Report each line of the data that includes the word "this".

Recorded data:
↓↓↓
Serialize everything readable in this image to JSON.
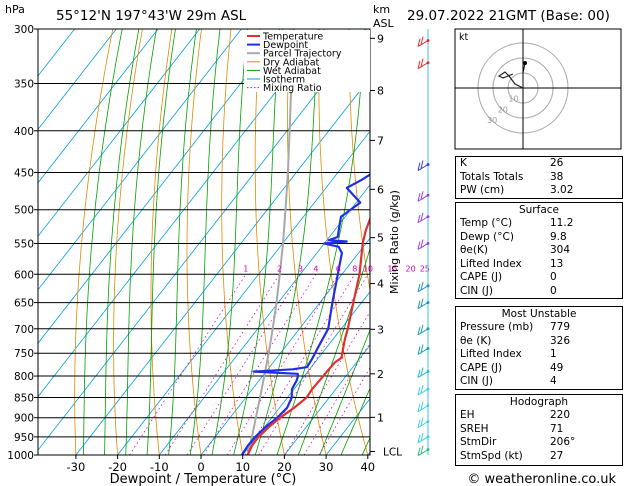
{
  "header": {
    "pressure_unit": "hPa",
    "location": "55°12'N  197°43'W  29m  ASL",
    "km_label": "km",
    "asl_label": "ASL",
    "datetime": "29.07.2022  21GMT  (Base: 00)"
  },
  "chart_data": {
    "type": "skew-t",
    "xlabel": "Dewpoint / Temperature (°C)",
    "ylabel_right": "Mixing Ratio (g/kg)",
    "x_ticks": [
      "-30",
      "-20",
      "-10",
      "0",
      "10",
      "20",
      "30",
      "40"
    ],
    "x_range": [
      -36,
      40
    ],
    "pressure_range": [
      1000,
      300
    ],
    "pressure_levels": [
      300,
      350,
      400,
      450,
      500,
      550,
      600,
      650,
      700,
      750,
      800,
      850,
      900,
      950,
      1000
    ],
    "pressure_labels": [
      "300",
      "350",
      "400",
      "450",
      "500",
      "550",
      "600",
      "650",
      "700",
      "750",
      "800",
      "850",
      "900",
      "950",
      "1000"
    ],
    "km_ticks": [
      {
        "km": 9,
        "p": 308
      },
      {
        "km": 8,
        "p": 357
      },
      {
        "km": 7,
        "p": 411
      },
      {
        "km": 6,
        "p": 472
      },
      {
        "km": 5,
        "p": 541
      },
      {
        "km": 4,
        "p": 616
      },
      {
        "km": 3,
        "p": 701
      },
      {
        "km": 2,
        "p": 795
      },
      {
        "km": 1,
        "p": 899
      }
    ],
    "km_labels": [
      "9",
      "8",
      "7",
      "6",
      "5",
      "4",
      "3",
      "2",
      "1"
    ],
    "lcl_label": "LCL",
    "lcl_pressure": 990,
    "mixing_ratios": [
      1,
      2,
      3,
      4,
      6,
      8,
      10,
      15,
      20,
      25
    ],
    "mixing_ratio_labels": [
      "1",
      "2",
      "3",
      "4",
      "6",
      "8",
      "10",
      "15",
      "20",
      "25"
    ],
    "legend": [
      "Temperature",
      "Dewpoint",
      "Parcel Trajectory",
      "Dry Adiabat",
      "Wet Adiabat",
      "Isotherm",
      "Mixing Ratio"
    ],
    "series": [
      {
        "name": "Temperature",
        "color": "#e03030",
        "points": [
          [
            1000,
            11.2
          ],
          [
            975,
            10.5
          ],
          [
            950,
            10.4
          ],
          [
            925,
            11.0
          ],
          [
            900,
            12.0
          ],
          [
            875,
            13.5
          ],
          [
            850,
            14.6
          ],
          [
            830,
            14.3
          ],
          [
            810,
            14.5
          ],
          [
            790,
            14.6
          ],
          [
            770,
            14.8
          ],
          [
            760,
            15.5
          ],
          [
            745,
            14.5
          ],
          [
            720,
            12.8
          ],
          [
            700,
            11.6
          ],
          [
            650,
            8.0
          ],
          [
            600,
            4.2
          ],
          [
            550,
            -0.8
          ],
          [
            530,
            -2.5
          ],
          [
            500,
            -4.5
          ],
          [
            450,
            -9.5
          ],
          [
            400,
            -15.5
          ],
          [
            375,
            -19.5
          ],
          [
            350,
            -23.5
          ],
          [
            300,
            -33.5
          ]
        ]
      },
      {
        "name": "Dewpoint",
        "color": "#2030e0",
        "points": [
          [
            1000,
            9.8
          ],
          [
            975,
            9.5
          ],
          [
            950,
            9.6
          ],
          [
            925,
            10.2
          ],
          [
            900,
            11.3
          ],
          [
            875,
            11.8
          ],
          [
            850,
            11.0
          ],
          [
            830,
            9.5
          ],
          [
            810,
            9.0
          ],
          [
            800,
            8.5
          ],
          [
            795,
            8.0
          ],
          [
            790,
            -3.0
          ],
          [
            785,
            6.0
          ],
          [
            780,
            9.0
          ],
          [
            760,
            8.6
          ],
          [
            740,
            8.0
          ],
          [
            700,
            6.9
          ],
          [
            650,
            3.0
          ],
          [
            600,
            -1.0
          ],
          [
            565,
            -4.0
          ],
          [
            555,
            -6.0
          ],
          [
            550,
            -10.0
          ],
          [
            547,
            -5.0
          ],
          [
            545,
            -9.5
          ],
          [
            540,
            -8.0
          ],
          [
            530,
            -9.0
          ],
          [
            510,
            -11.0
          ],
          [
            490,
            -9.0
          ],
          [
            470,
            -15.0
          ],
          [
            460,
            -13.0
          ],
          [
            450,
            -11.5
          ],
          [
            440,
            -12.5
          ],
          [
            425,
            -13.0
          ],
          [
            410,
            -12.0
          ],
          [
            400,
            -11.5
          ],
          [
            380,
            -13.0
          ],
          [
            365,
            -21.0
          ],
          [
            355,
            -22.5
          ],
          [
            350,
            -24.0
          ],
          [
            340,
            -30.0
          ],
          [
            330,
            -29.0
          ],
          [
            320,
            -30.5
          ],
          [
            310,
            -29.0
          ],
          [
            300,
            -28.0
          ]
        ]
      },
      {
        "name": "Parcel Trajectory",
        "color": "#a8a8a8",
        "points": [
          [
            1000,
            11.2
          ],
          [
            975,
            10.0
          ],
          [
            950,
            8.8
          ],
          [
            900,
            6.2
          ],
          [
            850,
            3.4
          ],
          [
            800,
            0.4
          ],
          [
            750,
            -2.8
          ],
          [
            700,
            -6.4
          ],
          [
            650,
            -10.4
          ],
          [
            600,
            -14.9
          ],
          [
            550,
            -19.9
          ],
          [
            500,
            -25.6
          ],
          [
            450,
            -32.0
          ],
          [
            400,
            -39.4
          ],
          [
            350,
            -47.8
          ],
          [
            300,
            -57.5
          ]
        ]
      }
    ]
  },
  "hodograph": {
    "unit_label": "kt",
    "ring_labels": [
      "10",
      "20",
      "30"
    ]
  },
  "indices": [
    {
      "label": "K",
      "value": "26"
    },
    {
      "label": "Totals Totals",
      "value": "38"
    },
    {
      "label": "PW (cm)",
      "value": "3.02"
    }
  ],
  "surface": {
    "title": "Surface",
    "rows": [
      {
        "label": "Temp (°C)",
        "value": "11.2"
      },
      {
        "label": "Dewp (°C)",
        "value": "9.8"
      },
      {
        "label": "θe(K)",
        "value": "304"
      },
      {
        "label": "Lifted Index",
        "value": "13"
      },
      {
        "label": "CAPE (J)",
        "value": "0"
      },
      {
        "label": "CIN (J)",
        "value": "0"
      }
    ]
  },
  "most_unstable": {
    "title": "Most Unstable",
    "rows": [
      {
        "label": "Pressure (mb)",
        "value": "779"
      },
      {
        "label": "θe (K)",
        "value": "326"
      },
      {
        "label": "Lifted Index",
        "value": "1"
      },
      {
        "label": "CAPE (J)",
        "value": "49"
      },
      {
        "label": "CIN (J)",
        "value": "4"
      }
    ]
  },
  "hodograph_table": {
    "title": "Hodograph",
    "rows": [
      {
        "label": "EH",
        "value": "220"
      },
      {
        "label": "SREH",
        "value": "71"
      },
      {
        "label": "StmDir",
        "value": "206°"
      },
      {
        "label": "StmSpd (kt)",
        "value": "27"
      }
    ]
  },
  "footer": {
    "copyright": "© weatheronline.co.uk"
  },
  "colors": {
    "temperature": "#e03030",
    "dewpoint": "#2030e0",
    "parcel": "#a8a8a8",
    "dry_adiabat": "#e08a00",
    "wet_adiabat": "#00a000",
    "isotherm": "#00a0e0",
    "mixing_ratio": "#e000c0"
  }
}
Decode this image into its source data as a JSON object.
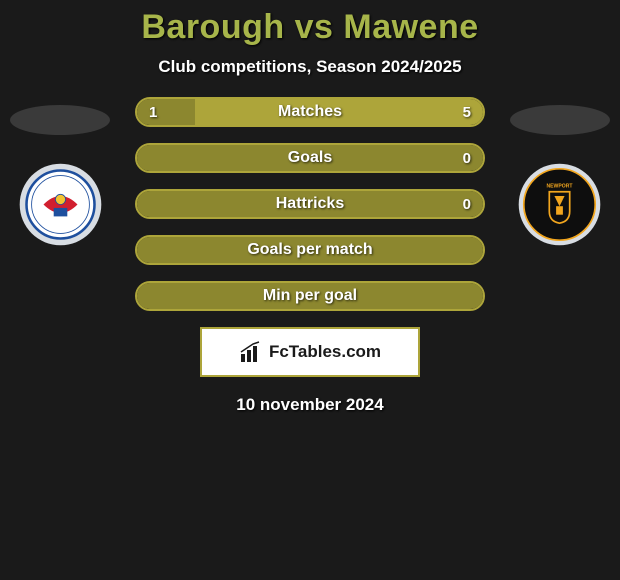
{
  "title_parts": {
    "p1": "Barough",
    "vs": "vs",
    "p2": "Mawene"
  },
  "title_color": "#a7b54a",
  "subtitle": "Club competitions, Season 2024/2025",
  "bar_border_color": "#ada53a",
  "left_fill_color": "#8c872f",
  "right_fill_color": "#ada53a",
  "bars": [
    {
      "label": "Matches",
      "left_val": "1",
      "right_val": "5",
      "left_pct": 16.7,
      "right_pct": 83.3
    },
    {
      "label": "Goals",
      "left_val": "",
      "right_val": "0",
      "left_pct": 100,
      "right_pct": 0
    },
    {
      "label": "Hattricks",
      "left_val": "",
      "right_val": "0",
      "left_pct": 100,
      "right_pct": 0
    },
    {
      "label": "Goals per match",
      "left_val": "",
      "right_val": "",
      "left_pct": 100,
      "right_pct": 0
    },
    {
      "label": "Min per goal",
      "left_val": "",
      "right_val": "",
      "left_pct": 100,
      "right_pct": 0
    }
  ],
  "brand": "FcTables.com",
  "date": "10 november 2024",
  "badge_left": {
    "outer_ring": "#d8dde3",
    "inner_bg": "#ffffff",
    "accent1": "#1e4f9e",
    "accent2": "#d11f2f"
  },
  "badge_right": {
    "outer_ring": "#d8dde3",
    "inner_bg": "#0e0e0e",
    "accent": "#f2a61e"
  }
}
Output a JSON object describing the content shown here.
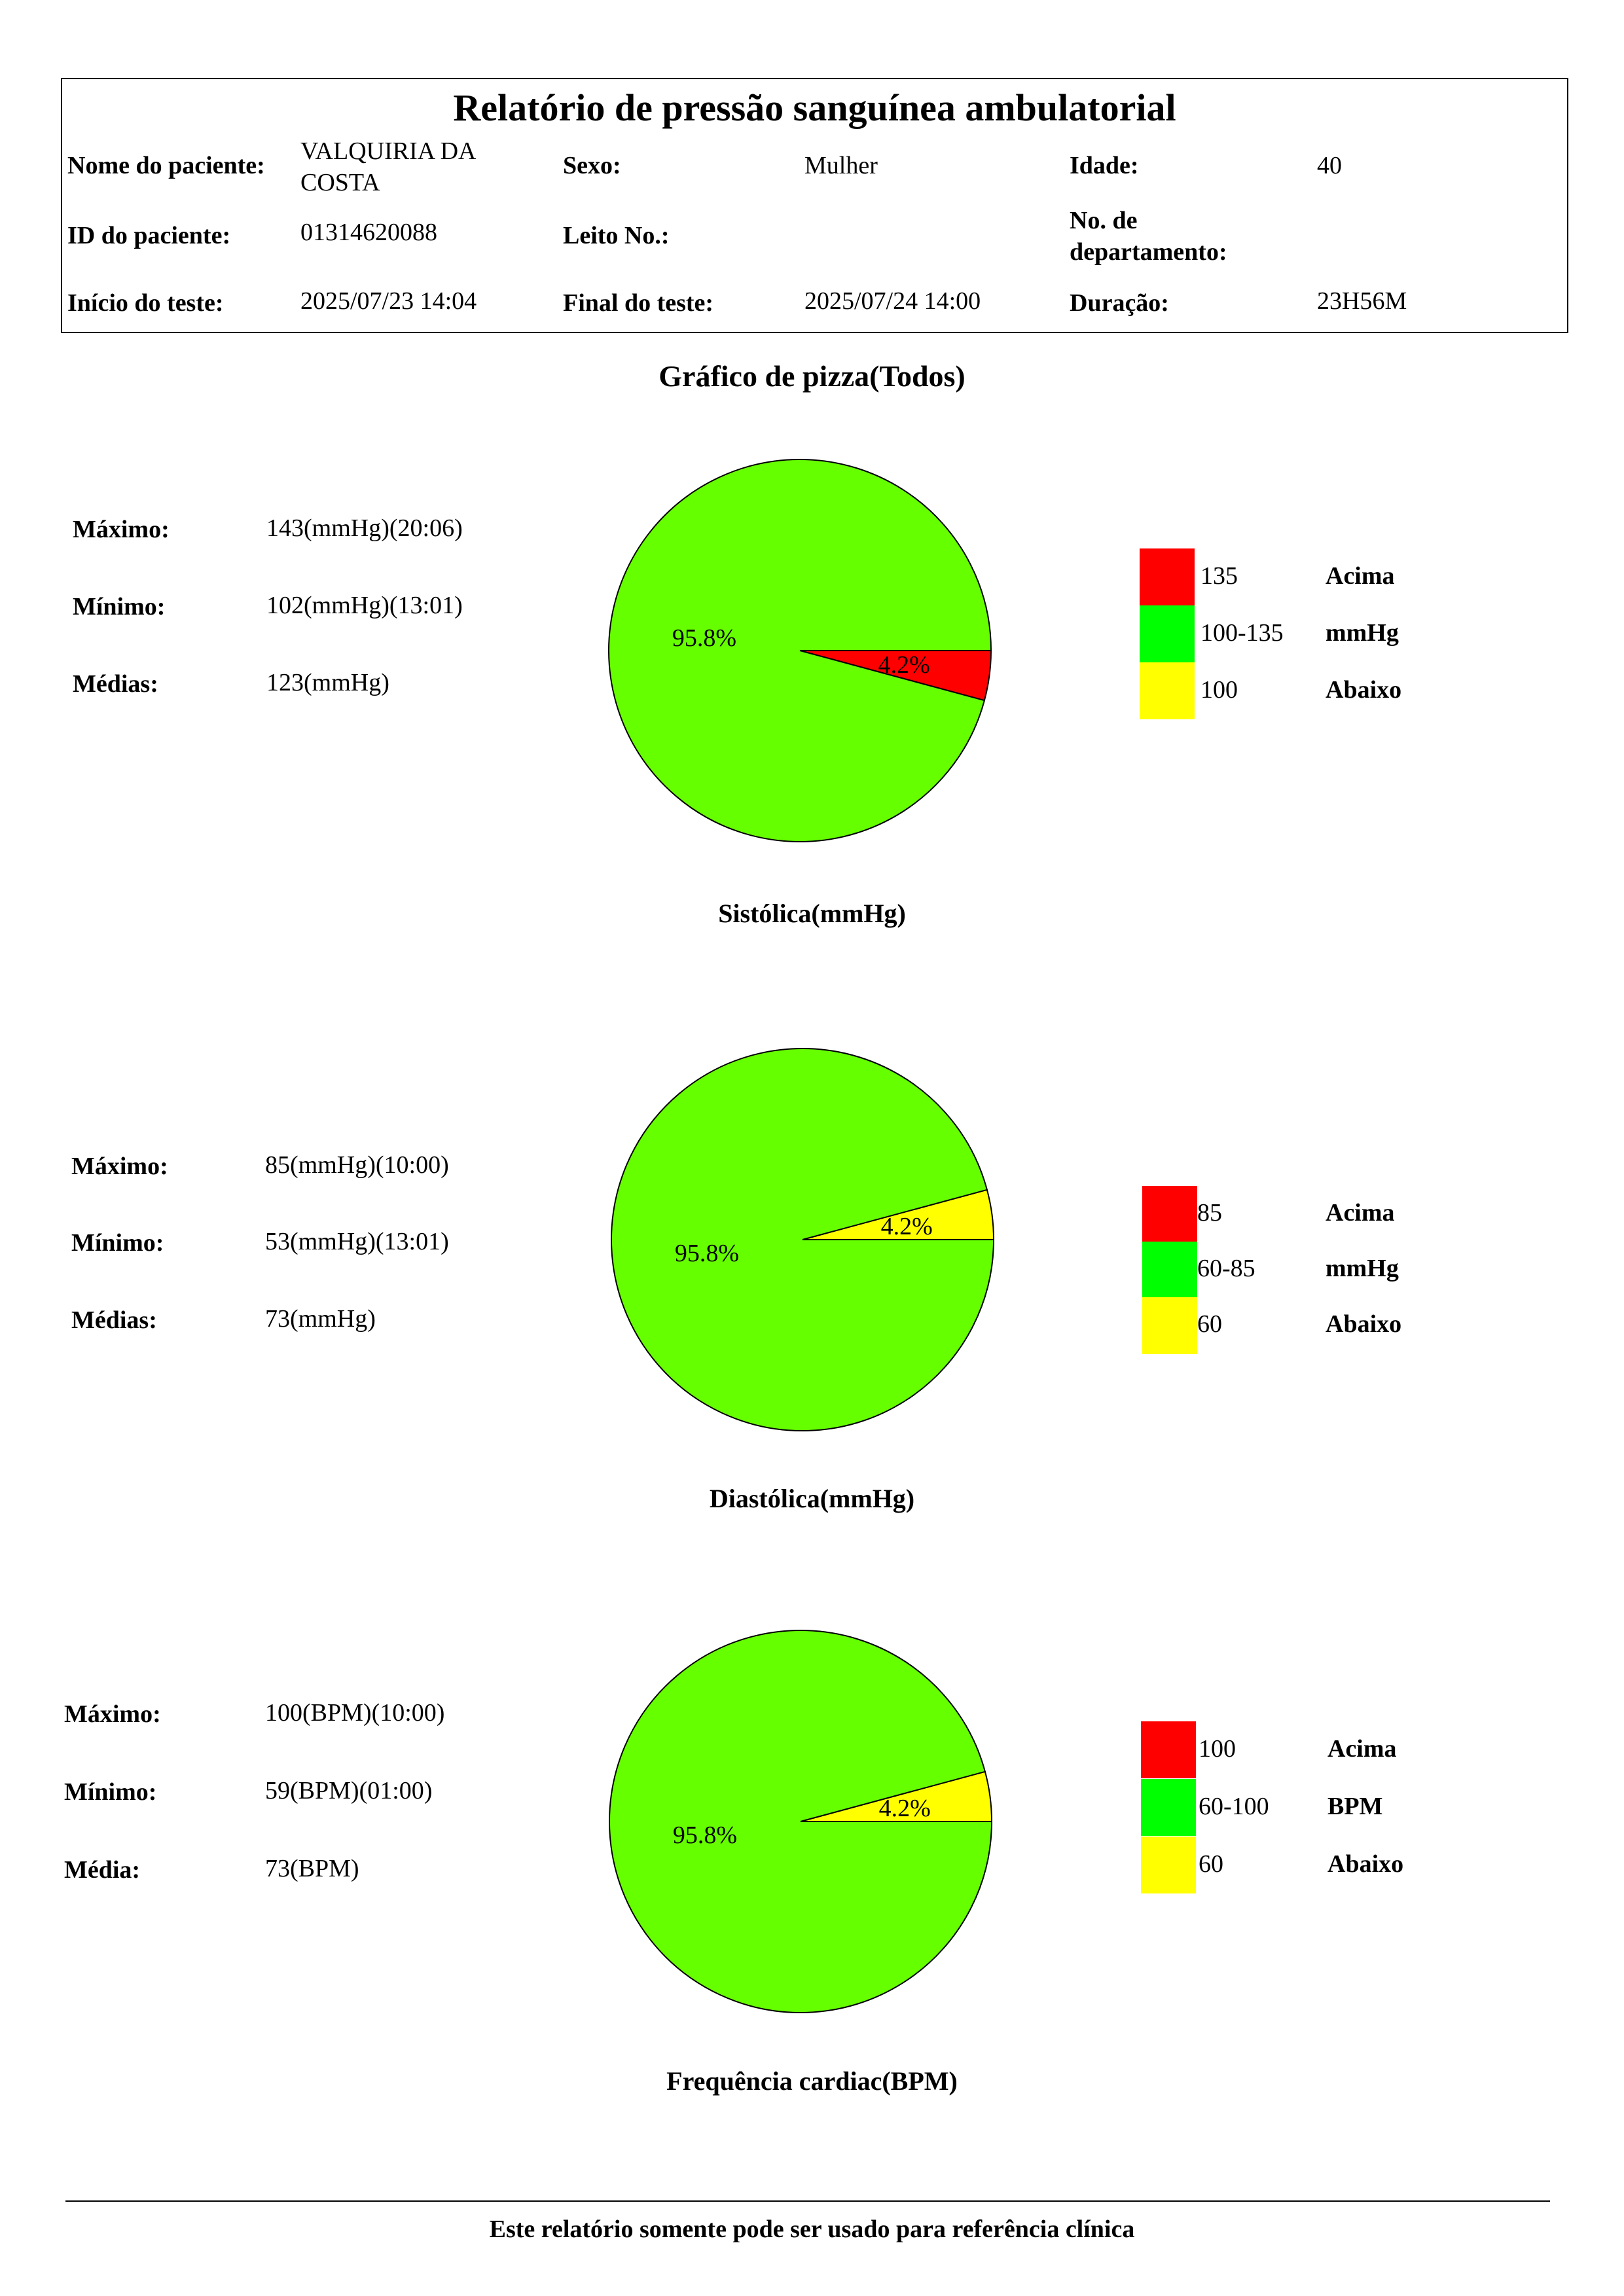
↑↑↑
● Output below:
Serialize everything readable in this image to JSON.
Decode this image into its source data as a JSON object.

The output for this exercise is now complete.